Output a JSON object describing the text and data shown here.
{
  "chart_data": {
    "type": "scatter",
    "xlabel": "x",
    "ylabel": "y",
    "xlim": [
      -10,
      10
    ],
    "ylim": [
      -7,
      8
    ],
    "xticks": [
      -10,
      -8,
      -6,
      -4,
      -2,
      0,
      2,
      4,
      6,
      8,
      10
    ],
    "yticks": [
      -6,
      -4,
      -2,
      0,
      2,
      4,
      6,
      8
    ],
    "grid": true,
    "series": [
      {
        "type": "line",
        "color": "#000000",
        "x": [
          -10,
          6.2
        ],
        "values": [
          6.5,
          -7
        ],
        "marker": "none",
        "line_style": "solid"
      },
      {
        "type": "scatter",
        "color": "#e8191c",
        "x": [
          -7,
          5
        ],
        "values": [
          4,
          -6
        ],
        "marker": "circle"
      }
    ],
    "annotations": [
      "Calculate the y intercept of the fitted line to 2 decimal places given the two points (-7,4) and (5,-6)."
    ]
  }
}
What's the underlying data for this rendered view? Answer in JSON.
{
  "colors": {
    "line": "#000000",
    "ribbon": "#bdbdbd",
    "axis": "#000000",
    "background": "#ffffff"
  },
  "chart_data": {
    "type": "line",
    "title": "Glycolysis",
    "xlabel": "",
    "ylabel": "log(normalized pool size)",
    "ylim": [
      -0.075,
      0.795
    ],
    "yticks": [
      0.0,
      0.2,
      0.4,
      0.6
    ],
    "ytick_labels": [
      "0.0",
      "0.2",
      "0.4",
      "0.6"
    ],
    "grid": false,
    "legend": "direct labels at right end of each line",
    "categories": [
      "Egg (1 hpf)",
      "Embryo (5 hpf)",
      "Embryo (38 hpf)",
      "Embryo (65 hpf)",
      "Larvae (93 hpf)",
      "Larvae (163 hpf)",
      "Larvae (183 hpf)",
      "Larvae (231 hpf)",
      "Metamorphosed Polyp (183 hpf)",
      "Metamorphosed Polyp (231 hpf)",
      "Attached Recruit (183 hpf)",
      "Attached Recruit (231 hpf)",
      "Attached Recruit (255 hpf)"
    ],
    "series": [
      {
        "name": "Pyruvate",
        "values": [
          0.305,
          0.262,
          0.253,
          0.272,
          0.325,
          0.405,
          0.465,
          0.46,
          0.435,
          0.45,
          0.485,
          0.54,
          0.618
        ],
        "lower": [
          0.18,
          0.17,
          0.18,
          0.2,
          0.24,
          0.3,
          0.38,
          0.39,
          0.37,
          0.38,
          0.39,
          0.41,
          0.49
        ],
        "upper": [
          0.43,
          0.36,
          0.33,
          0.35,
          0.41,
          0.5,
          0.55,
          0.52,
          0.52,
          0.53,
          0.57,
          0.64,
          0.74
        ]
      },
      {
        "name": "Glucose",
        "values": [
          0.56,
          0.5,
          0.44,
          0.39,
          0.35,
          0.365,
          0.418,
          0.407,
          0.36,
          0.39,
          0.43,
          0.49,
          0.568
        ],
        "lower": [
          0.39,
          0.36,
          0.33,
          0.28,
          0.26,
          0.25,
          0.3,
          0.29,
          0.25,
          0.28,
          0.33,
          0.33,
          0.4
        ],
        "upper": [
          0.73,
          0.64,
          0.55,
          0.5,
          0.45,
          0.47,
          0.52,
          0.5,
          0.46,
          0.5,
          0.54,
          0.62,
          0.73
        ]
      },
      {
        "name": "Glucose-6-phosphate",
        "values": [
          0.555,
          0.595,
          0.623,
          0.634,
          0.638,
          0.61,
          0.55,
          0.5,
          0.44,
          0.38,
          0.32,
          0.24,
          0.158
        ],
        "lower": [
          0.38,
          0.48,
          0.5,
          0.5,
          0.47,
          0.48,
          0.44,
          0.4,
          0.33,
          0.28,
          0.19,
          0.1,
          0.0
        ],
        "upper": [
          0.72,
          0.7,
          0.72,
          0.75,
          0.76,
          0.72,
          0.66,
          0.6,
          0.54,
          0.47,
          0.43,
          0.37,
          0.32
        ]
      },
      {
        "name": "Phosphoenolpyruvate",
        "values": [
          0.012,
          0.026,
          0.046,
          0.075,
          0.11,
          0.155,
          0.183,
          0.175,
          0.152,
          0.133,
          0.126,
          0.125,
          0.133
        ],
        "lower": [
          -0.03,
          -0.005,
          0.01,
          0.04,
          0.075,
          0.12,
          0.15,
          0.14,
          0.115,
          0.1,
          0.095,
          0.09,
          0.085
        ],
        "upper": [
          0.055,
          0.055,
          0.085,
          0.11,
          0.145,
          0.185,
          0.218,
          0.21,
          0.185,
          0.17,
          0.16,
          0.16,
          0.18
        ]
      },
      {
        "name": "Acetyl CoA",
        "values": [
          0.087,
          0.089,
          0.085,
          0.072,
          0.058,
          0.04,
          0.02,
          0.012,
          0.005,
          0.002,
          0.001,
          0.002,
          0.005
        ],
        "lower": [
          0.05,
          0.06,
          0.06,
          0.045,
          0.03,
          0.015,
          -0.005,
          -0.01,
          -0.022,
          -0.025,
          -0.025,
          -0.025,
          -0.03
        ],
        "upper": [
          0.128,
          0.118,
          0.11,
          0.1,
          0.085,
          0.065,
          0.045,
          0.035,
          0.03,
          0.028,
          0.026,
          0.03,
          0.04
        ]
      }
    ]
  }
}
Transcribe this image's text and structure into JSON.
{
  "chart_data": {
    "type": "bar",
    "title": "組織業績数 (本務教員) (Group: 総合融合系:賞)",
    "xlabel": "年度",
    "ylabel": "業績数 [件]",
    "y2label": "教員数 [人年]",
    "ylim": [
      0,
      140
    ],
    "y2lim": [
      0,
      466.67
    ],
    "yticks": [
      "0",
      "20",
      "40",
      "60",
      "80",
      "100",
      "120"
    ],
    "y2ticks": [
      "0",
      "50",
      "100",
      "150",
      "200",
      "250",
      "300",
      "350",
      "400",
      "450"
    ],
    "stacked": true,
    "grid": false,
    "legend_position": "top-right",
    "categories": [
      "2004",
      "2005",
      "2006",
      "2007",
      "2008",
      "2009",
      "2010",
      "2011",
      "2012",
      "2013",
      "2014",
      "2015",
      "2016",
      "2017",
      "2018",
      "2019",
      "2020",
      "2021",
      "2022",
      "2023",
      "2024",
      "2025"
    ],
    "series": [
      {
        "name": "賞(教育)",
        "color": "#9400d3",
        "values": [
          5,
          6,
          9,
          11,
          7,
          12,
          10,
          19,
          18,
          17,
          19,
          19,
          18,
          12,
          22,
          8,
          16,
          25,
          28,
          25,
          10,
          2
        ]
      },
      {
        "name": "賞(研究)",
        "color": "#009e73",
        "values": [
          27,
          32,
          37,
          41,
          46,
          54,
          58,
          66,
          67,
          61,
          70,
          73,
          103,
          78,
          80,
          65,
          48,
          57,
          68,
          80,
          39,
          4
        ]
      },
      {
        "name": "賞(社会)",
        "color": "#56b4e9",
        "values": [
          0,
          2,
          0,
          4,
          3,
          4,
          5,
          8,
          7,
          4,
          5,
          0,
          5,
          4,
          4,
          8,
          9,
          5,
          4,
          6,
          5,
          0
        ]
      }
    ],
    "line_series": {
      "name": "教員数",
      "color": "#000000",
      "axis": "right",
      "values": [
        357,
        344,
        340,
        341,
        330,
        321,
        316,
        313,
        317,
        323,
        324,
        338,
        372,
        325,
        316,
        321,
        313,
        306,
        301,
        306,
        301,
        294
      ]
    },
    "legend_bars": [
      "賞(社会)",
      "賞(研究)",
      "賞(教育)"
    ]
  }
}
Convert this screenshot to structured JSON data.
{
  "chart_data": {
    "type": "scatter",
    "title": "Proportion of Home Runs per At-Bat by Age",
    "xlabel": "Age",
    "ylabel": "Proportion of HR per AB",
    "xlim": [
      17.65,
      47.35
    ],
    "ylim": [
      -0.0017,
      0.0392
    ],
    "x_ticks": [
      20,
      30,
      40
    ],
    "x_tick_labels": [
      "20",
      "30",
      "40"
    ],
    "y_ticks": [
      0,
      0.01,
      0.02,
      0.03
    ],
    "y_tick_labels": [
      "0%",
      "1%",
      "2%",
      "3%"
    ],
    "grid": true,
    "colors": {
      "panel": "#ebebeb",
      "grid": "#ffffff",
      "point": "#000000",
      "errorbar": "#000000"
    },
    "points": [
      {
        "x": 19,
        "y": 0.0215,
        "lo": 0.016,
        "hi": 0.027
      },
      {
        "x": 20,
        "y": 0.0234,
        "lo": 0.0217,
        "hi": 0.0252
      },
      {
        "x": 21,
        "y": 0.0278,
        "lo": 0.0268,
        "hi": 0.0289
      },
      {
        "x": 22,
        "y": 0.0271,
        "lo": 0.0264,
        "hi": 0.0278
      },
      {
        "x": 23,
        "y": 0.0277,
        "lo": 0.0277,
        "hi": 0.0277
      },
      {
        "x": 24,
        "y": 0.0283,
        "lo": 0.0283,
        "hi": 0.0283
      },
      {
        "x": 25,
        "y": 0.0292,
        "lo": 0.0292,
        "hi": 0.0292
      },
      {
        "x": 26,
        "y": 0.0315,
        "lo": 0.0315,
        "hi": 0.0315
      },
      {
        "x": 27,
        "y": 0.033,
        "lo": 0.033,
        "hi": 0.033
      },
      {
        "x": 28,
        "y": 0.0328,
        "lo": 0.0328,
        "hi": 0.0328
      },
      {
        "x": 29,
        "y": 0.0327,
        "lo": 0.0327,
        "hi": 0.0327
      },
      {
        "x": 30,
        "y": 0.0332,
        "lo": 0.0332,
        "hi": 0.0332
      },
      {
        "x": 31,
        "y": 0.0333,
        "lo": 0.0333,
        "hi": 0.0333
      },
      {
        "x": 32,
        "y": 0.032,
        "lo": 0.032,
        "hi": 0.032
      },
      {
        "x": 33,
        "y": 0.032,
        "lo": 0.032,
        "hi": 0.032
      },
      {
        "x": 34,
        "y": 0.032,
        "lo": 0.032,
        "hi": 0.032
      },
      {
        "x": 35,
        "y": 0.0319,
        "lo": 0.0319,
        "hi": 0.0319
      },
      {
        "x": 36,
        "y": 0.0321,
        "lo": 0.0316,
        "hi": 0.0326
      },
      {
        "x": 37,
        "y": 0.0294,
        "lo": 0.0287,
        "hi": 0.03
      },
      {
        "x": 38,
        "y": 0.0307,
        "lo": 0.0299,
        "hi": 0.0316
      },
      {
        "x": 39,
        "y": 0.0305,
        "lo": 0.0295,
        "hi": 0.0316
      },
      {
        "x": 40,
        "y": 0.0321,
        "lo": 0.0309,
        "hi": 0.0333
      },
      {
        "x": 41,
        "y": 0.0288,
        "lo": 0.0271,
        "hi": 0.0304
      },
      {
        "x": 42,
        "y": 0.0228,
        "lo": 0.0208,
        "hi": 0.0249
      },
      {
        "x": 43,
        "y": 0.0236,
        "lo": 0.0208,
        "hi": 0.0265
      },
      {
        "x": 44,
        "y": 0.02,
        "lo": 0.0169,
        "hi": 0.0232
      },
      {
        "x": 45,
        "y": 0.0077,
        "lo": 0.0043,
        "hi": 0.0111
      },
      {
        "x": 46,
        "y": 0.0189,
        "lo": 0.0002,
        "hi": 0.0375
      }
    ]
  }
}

Instruction:
Search the preceding listing for "Polyp" and extract every line where it is found.

Response for this exercise:
      "Metamorphosed Polyp (183 hpf)",
      "Metamorphosed Polyp (231 hpf)",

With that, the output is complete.